• [Problem statement]
Without including any pictures, copy each entry below exactly.

• [Data provided]
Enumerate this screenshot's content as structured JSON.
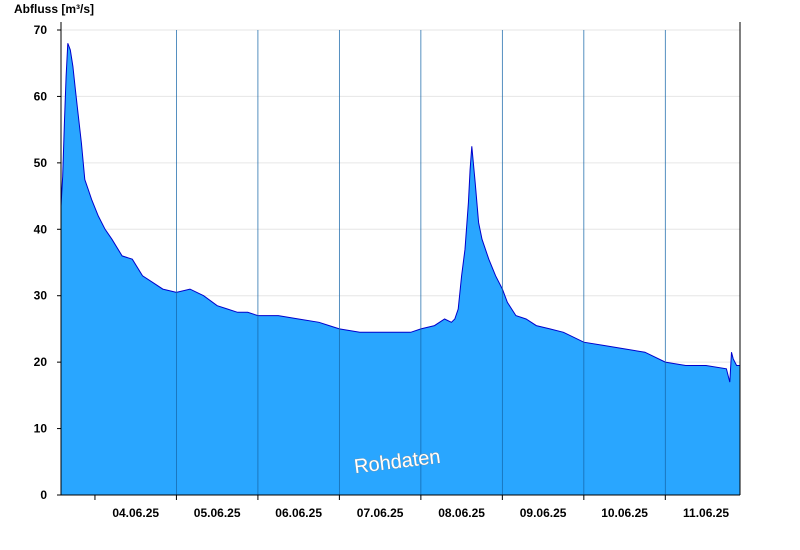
{
  "chart_data": {
    "type": "area",
    "ylabel": "Abfluss [m³/s]",
    "xlabel": "",
    "ylim": [
      0,
      70
    ],
    "yticks": [
      0,
      10,
      20,
      30,
      40,
      50,
      60,
      70
    ],
    "xlim": [
      "2025-06-03T14:00",
      "2025-06-11T22:00"
    ],
    "day_labels": [
      "04.06.25",
      "05.06.25",
      "06.06.25",
      "07.06.25",
      "08.06.25",
      "09.06.25",
      "10.06.25",
      "11.06.25"
    ],
    "grid": "horizontal",
    "fill_color": "#29A6FF",
    "line_color": "#0000CC",
    "annotation": "Rohdaten",
    "series": [
      {
        "x": [
          "2025-06-03T14:00",
          "2025-06-03T14:30",
          "2025-06-03T15:00",
          "2025-06-03T15:30",
          "2025-06-03T16:00",
          "2025-06-03T16:45",
          "2025-06-03T17:30",
          "2025-06-03T18:15",
          "2025-06-03T19:00",
          "2025-06-03T20:00",
          "2025-06-03T21:00",
          "2025-06-03T22:00",
          "2025-06-03T23:00",
          "2025-06-04T01:00",
          "2025-06-04T03:00",
          "2025-06-04T05:00",
          "2025-06-04T08:00",
          "2025-06-04T11:00",
          "2025-06-04T14:00",
          "2025-06-04T17:00",
          "2025-06-04T20:00",
          "2025-06-05T00:00",
          "2025-06-05T04:00",
          "2025-06-05T08:00",
          "2025-06-05T12:00",
          "2025-06-05T15:00",
          "2025-06-05T18:00",
          "2025-06-05T21:00",
          "2025-06-06T00:00",
          "2025-06-06T06:00",
          "2025-06-06T12:00",
          "2025-06-06T18:00",
          "2025-06-06T21:00",
          "2025-06-07T00:00",
          "2025-06-07T06:00",
          "2025-06-07T12:00",
          "2025-06-07T18:00",
          "2025-06-07T21:00",
          "2025-06-08T00:00",
          "2025-06-08T04:00",
          "2025-06-08T07:00",
          "2025-06-08T09:00",
          "2025-06-08T10:00",
          "2025-06-08T11:00",
          "2025-06-08T12:00",
          "2025-06-08T13:00",
          "2025-06-08T14:00",
          "2025-06-08T14:30",
          "2025-06-08T15:00",
          "2025-06-08T16:00",
          "2025-06-08T17:00",
          "2025-06-08T18:00",
          "2025-06-08T20:00",
          "2025-06-08T22:00",
          "2025-06-09T00:00",
          "2025-06-09T01:30",
          "2025-06-09T04:00",
          "2025-06-09T07:00",
          "2025-06-09T10:00",
          "2025-06-09T14:00",
          "2025-06-09T18:00",
          "2025-06-10T00:00",
          "2025-06-10T06:00",
          "2025-06-10T12:00",
          "2025-06-10T18:00",
          "2025-06-11T00:00",
          "2025-06-11T06:00",
          "2025-06-11T12:00",
          "2025-06-11T18:00",
          "2025-06-11T19:00",
          "2025-06-11T19:30",
          "2025-06-11T20:00",
          "2025-06-11T21:00",
          "2025-06-11T22:00"
        ],
        "y": [
          43.5,
          48,
          56,
          63,
          68,
          67,
          64.5,
          61,
          57.5,
          53,
          47.5,
          46,
          44.5,
          42,
          40,
          38.5,
          36,
          35.5,
          33,
          32,
          31,
          30.5,
          31,
          30,
          28.5,
          28,
          27.5,
          27.5,
          27,
          27,
          26.5,
          26,
          25.5,
          25,
          24.5,
          24.5,
          24.5,
          24.5,
          25,
          25.5,
          26.5,
          26,
          26.5,
          28,
          33,
          37,
          44,
          49,
          52.5,
          47,
          41,
          38.5,
          35.5,
          33,
          31,
          29,
          27,
          26.5,
          25.5,
          25,
          24.5,
          23,
          22.5,
          22,
          21.5,
          20,
          19.5,
          19.5,
          19,
          17,
          21.5,
          20.5,
          19.5,
          19.5
        ]
      }
    ]
  }
}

• [Answer]
Enumerate this screenshot's content as structured JSON.
{
  "chart_data": {
    "type": "area",
    "ylabel": "Abfluss [m³/s]",
    "xlabel": "",
    "ylim": [
      0,
      70
    ],
    "yticks": [
      0,
      10,
      20,
      30,
      40,
      50,
      60,
      70
    ],
    "xlim": [
      "2025-06-03T14:00",
      "2025-06-11T22:00"
    ],
    "day_labels": [
      "04.06.25",
      "05.06.25",
      "06.06.25",
      "07.06.25",
      "08.06.25",
      "09.06.25",
      "10.06.25",
      "11.06.25"
    ],
    "grid": "horizontal",
    "fill_color": "#29A6FF",
    "line_color": "#0000CC",
    "annotation": "Rohdaten",
    "series": [
      {
        "x": [
          "2025-06-03T14:00",
          "2025-06-03T14:30",
          "2025-06-03T15:00",
          "2025-06-03T15:30",
          "2025-06-03T16:00",
          "2025-06-03T16:45",
          "2025-06-03T17:30",
          "2025-06-03T18:15",
          "2025-06-03T19:00",
          "2025-06-03T20:00",
          "2025-06-03T21:00",
          "2025-06-03T22:00",
          "2025-06-03T23:00",
          "2025-06-04T01:00",
          "2025-06-04T03:00",
          "2025-06-04T05:00",
          "2025-06-04T08:00",
          "2025-06-04T11:00",
          "2025-06-04T14:00",
          "2025-06-04T17:00",
          "2025-06-04T20:00",
          "2025-06-05T00:00",
          "2025-06-05T04:00",
          "2025-06-05T08:00",
          "2025-06-05T12:00",
          "2025-06-05T15:00",
          "2025-06-05T18:00",
          "2025-06-05T21:00",
          "2025-06-06T00:00",
          "2025-06-06T06:00",
          "2025-06-06T12:00",
          "2025-06-06T18:00",
          "2025-06-06T21:00",
          "2025-06-07T00:00",
          "2025-06-07T06:00",
          "2025-06-07T12:00",
          "2025-06-07T18:00",
          "2025-06-07T21:00",
          "2025-06-08T00:00",
          "2025-06-08T04:00",
          "2025-06-08T07:00",
          "2025-06-08T09:00",
          "2025-06-08T10:00",
          "2025-06-08T11:00",
          "2025-06-08T12:00",
          "2025-06-08T13:00",
          "2025-06-08T14:00",
          "2025-06-08T14:30",
          "2025-06-08T15:00",
          "2025-06-08T16:00",
          "2025-06-08T17:00",
          "2025-06-08T18:00",
          "2025-06-08T20:00",
          "2025-06-08T22:00",
          "2025-06-09T00:00",
          "2025-06-09T01:30",
          "2025-06-09T04:00",
          "2025-06-09T07:00",
          "2025-06-09T10:00",
          "2025-06-09T14:00",
          "2025-06-09T18:00",
          "2025-06-10T00:00",
          "2025-06-10T06:00",
          "2025-06-10T12:00",
          "2025-06-10T18:00",
          "2025-06-11T00:00",
          "2025-06-11T06:00",
          "2025-06-11T12:00",
          "2025-06-11T18:00",
          "2025-06-11T19:00",
          "2025-06-11T19:30",
          "2025-06-11T20:00",
          "2025-06-11T21:00",
          "2025-06-11T22:00"
        ],
        "y": [
          43.5,
          48,
          56,
          63,
          68,
          67,
          64.5,
          61,
          57.5,
          53,
          47.5,
          46,
          44.5,
          42,
          40,
          38.5,
          36,
          35.5,
          33,
          32,
          31,
          30.5,
          31,
          30,
          28.5,
          28,
          27.5,
          27.5,
          27,
          27,
          26.5,
          26,
          25.5,
          25,
          24.5,
          24.5,
          24.5,
          24.5,
          25,
          25.5,
          26.5,
          26,
          26.5,
          28,
          33,
          37,
          44,
          49,
          52.5,
          47,
          41,
          38.5,
          35.5,
          33,
          31,
          29,
          27,
          26.5,
          25.5,
          25,
          24.5,
          23,
          22.5,
          22,
          21.5,
          20,
          19.5,
          19.5,
          19,
          17,
          21.5,
          20.5,
          19.5,
          19.5
        ]
      }
    ]
  }
}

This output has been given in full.